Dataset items
:::::
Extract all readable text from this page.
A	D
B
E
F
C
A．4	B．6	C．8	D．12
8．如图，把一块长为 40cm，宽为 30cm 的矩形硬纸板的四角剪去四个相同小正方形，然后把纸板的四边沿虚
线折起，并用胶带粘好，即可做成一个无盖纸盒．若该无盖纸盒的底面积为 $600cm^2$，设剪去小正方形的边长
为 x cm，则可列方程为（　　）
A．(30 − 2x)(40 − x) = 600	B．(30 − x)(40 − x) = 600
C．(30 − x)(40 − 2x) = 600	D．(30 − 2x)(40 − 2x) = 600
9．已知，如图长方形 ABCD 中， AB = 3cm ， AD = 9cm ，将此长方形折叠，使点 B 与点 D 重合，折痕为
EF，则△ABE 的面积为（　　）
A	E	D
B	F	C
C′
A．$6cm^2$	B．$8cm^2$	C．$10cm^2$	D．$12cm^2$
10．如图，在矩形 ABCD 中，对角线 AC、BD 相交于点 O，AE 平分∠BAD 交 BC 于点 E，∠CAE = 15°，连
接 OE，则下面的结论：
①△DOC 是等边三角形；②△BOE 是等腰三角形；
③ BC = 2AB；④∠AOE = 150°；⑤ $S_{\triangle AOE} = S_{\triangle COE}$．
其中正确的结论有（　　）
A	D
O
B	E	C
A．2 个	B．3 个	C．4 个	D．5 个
:::::
:: Stated task ::
Transcribe the data. Leave every line exactly as it is.

:: Completed task ::
Extract all readable text from this page.
A	D
B
E
F
C
A．4	B．6	C．8	D．12
8．如图，把一块长为 40cm，宽为 30cm 的矩形硬纸板的四角剪去四个相同小正方形，然后把纸板的四边沿虚
线折起，并用胶带粘好，即可做成一个无盖纸盒．若该无盖纸盒的底面积为 $600cm^2$，设剪去小正方形的边长
为 x cm，则可列方程为（　　）
A．(30 − 2x)(40 − x) = 600	B．(30 − x)(40 − x) = 600
C．(30 − x)(40 − 2x) = 600	D．(30 − 2x)(40 − 2x) = 600
9．已知，如图长方形 ABCD 中， AB = 3cm ， AD = 9cm ，将此长方形折叠，使点 B 与点 D 重合，折痕为
EF，则△ABE 的面积为（　　）
A	E	D
B	F	C
C′
A．$6cm^2$	B．$8cm^2$	C．$10cm^2$	D．$12cm^2$
10．如图，在矩形 ABCD 中，对角线 AC、BD 相交于点 O，AE 平分∠BAD 交 BC 于点 E，∠CAE = 15°，连
接 OE，则下面的结论：
①△DOC 是等边三角形；②△BOE 是等腰三角形；
③ BC = 2AB；④∠AOE = 150°；⑤ $S_{\triangle AOE} = S_{\triangle COE}$．
其中正确的结论有（　　）
A	D
O
B	E	C
A．2 个	B．3 个	C．4 个	D．5 个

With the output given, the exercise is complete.